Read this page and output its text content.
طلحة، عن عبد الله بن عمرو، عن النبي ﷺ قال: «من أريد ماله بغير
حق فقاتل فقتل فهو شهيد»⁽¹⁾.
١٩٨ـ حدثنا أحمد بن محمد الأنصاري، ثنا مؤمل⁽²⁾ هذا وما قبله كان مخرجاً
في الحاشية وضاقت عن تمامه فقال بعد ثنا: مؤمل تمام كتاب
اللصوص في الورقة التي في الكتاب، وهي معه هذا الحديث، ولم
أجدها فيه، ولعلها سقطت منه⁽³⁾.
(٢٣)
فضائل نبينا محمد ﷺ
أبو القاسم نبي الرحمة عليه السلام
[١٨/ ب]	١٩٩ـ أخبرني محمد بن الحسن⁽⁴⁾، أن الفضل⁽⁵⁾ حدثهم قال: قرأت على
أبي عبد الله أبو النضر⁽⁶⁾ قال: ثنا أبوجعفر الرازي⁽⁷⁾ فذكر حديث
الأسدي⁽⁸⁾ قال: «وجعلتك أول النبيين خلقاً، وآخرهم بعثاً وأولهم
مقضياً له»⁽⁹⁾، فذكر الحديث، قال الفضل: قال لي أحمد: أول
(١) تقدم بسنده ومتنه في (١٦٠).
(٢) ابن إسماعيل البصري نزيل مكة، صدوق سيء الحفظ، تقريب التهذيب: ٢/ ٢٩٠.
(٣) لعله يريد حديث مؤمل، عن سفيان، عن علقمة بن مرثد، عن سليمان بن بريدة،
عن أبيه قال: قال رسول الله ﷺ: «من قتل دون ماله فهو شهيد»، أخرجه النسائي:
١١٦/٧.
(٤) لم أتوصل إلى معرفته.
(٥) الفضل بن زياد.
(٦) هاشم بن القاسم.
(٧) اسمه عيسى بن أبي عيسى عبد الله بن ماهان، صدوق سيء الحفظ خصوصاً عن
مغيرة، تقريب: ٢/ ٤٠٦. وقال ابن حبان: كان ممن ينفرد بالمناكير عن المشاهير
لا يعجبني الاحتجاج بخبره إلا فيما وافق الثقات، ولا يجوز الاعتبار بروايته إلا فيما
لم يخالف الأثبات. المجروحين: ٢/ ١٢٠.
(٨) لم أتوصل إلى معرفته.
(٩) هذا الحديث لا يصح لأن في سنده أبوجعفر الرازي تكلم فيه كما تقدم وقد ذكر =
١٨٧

┄┄┄┄┄┄

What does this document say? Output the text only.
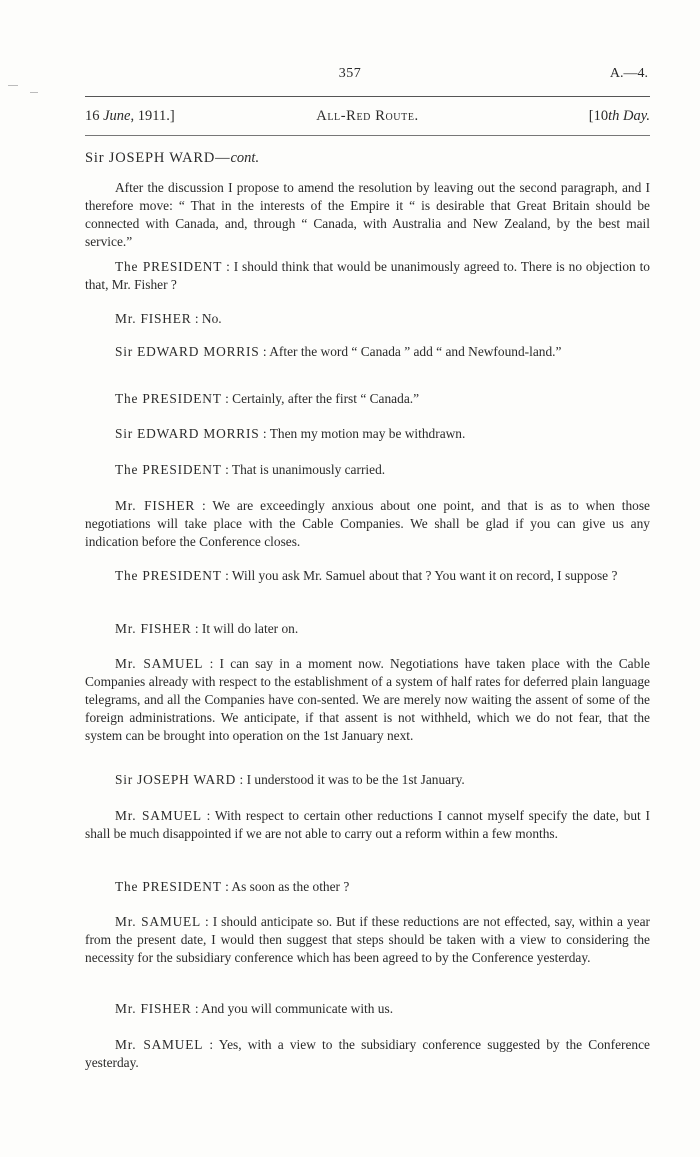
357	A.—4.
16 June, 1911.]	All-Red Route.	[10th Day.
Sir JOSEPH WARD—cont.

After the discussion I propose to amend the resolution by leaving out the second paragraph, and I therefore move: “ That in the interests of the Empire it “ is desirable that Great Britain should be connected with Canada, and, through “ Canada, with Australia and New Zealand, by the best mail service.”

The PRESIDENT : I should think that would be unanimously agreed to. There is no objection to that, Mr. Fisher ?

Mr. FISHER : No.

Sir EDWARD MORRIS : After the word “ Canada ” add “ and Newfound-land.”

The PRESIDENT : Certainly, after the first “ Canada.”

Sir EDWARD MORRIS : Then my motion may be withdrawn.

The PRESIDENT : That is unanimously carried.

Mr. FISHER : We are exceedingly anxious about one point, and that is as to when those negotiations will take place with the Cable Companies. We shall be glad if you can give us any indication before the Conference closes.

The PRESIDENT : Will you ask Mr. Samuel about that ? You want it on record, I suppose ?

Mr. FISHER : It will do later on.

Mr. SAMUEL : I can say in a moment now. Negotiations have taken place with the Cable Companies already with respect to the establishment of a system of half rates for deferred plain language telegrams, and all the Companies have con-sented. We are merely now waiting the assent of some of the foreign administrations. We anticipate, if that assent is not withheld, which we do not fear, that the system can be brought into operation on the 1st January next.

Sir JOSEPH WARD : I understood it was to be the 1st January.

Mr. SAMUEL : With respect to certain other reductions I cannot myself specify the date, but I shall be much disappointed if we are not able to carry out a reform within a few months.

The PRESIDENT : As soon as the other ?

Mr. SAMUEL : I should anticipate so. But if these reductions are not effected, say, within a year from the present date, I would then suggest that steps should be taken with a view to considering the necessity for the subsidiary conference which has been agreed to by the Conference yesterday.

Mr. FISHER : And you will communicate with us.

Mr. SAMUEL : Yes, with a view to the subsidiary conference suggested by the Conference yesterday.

┄┄┄┄┄┄

TASK REQUIREMENTS = Read the entries and pick out all lines that include the word "text".

ANSWER TO THE TASK =
Read this page and output its text content.
What does this document say? Output the text only.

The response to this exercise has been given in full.